> [Exercise description] Restate the whole listing word for word. Pictures are left out.
--- Rows ---
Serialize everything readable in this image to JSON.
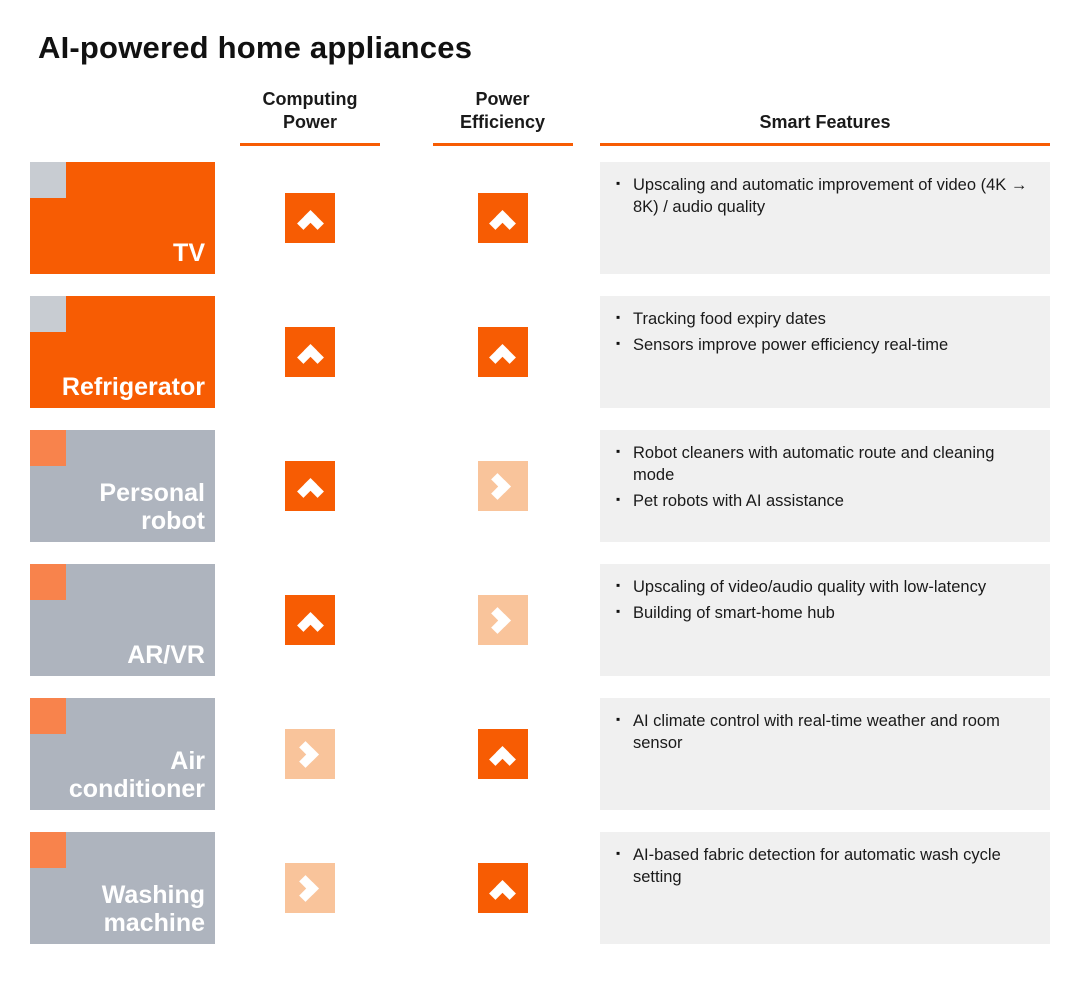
{
  "title": "AI-powered home appliances",
  "colors": {
    "orange": "#F75C03",
    "orange_light": "#F9C49B",
    "orange_corner": "#F8834C",
    "gray_box": "#AEB4BE",
    "gray_corner": "#C8CCD2",
    "features_bg": "#F0F0F0"
  },
  "header": {
    "computing_power": "Computing Power",
    "power_efficiency": "Power Efficiency",
    "smart_features": "Smart Features"
  },
  "rows": [
    {
      "label": "TV",
      "box": "orange",
      "computing": "up",
      "power": "up",
      "features": [
        "Upscaling and automatic improvement of video (4K → 8K) / audio quality"
      ]
    },
    {
      "label": "Refrigerator",
      "box": "orange",
      "computing": "up",
      "power": "up",
      "features": [
        "Tracking food expiry dates",
        "Sensors improve power efficiency real-time"
      ]
    },
    {
      "label": "Personal robot",
      "box": "gray",
      "computing": "up",
      "power": "right",
      "features": [
        "Robot cleaners with automatic route and cleaning mode",
        "Pet robots with AI assistance"
      ]
    },
    {
      "label": "AR/VR",
      "box": "gray",
      "computing": "up",
      "power": "right",
      "features": [
        "Upscaling of video/audio quality with low-latency",
        "Building of smart-home hub"
      ]
    },
    {
      "label": "Air conditioner",
      "box": "gray",
      "computing": "right",
      "power": "up",
      "features": [
        "AI climate control with real-time weather and room sensor"
      ]
    },
    {
      "label": "Washing machine",
      "box": "gray",
      "computing": "right",
      "power": "up",
      "features": [
        "AI-based fabric detection for automatic wash cycle setting"
      ]
    }
  ]
}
---
> [Written solution]
Serialize everything readable in this image to JSON.
{
  "title": "AI-powered home appliances",
  "colors": {
    "orange": "#F75C03",
    "orange_light": "#F9C49B",
    "orange_corner": "#F8834C",
    "gray_box": "#AEB4BE",
    "gray_corner": "#C8CCD2",
    "features_bg": "#F0F0F0"
  },
  "header": {
    "computing_power": "Computing Power",
    "power_efficiency": "Power Efficiency",
    "smart_features": "Smart Features"
  },
  "rows": [
    {
      "label": "TV",
      "box": "orange",
      "computing": "up",
      "power": "up",
      "features": [
        "Upscaling and automatic improvement of video (4K → 8K) / audio quality"
      ]
    },
    {
      "label": "Refrigerator",
      "box": "orange",
      "computing": "up",
      "power": "up",
      "features": [
        "Tracking food expiry dates",
        "Sensors improve power efficiency real-time"
      ]
    },
    {
      "label": "Personal robot",
      "box": "gray",
      "computing": "up",
      "power": "right",
      "features": [
        "Robot cleaners with automatic route and cleaning mode",
        "Pet robots with AI assistance"
      ]
    },
    {
      "label": "AR/VR",
      "box": "gray",
      "computing": "up",
      "power": "right",
      "features": [
        "Upscaling of video/audio quality with low-latency",
        "Building of smart-home hub"
      ]
    },
    {
      "label": "Air conditioner",
      "box": "gray",
      "computing": "right",
      "power": "up",
      "features": [
        "AI climate control with real-time weather and room sensor"
      ]
    },
    {
      "label": "Washing machine",
      "box": "gray",
      "computing": "right",
      "power": "up",
      "features": [
        "AI-based fabric detection for automatic wash cycle setting"
      ]
    }
  ]
}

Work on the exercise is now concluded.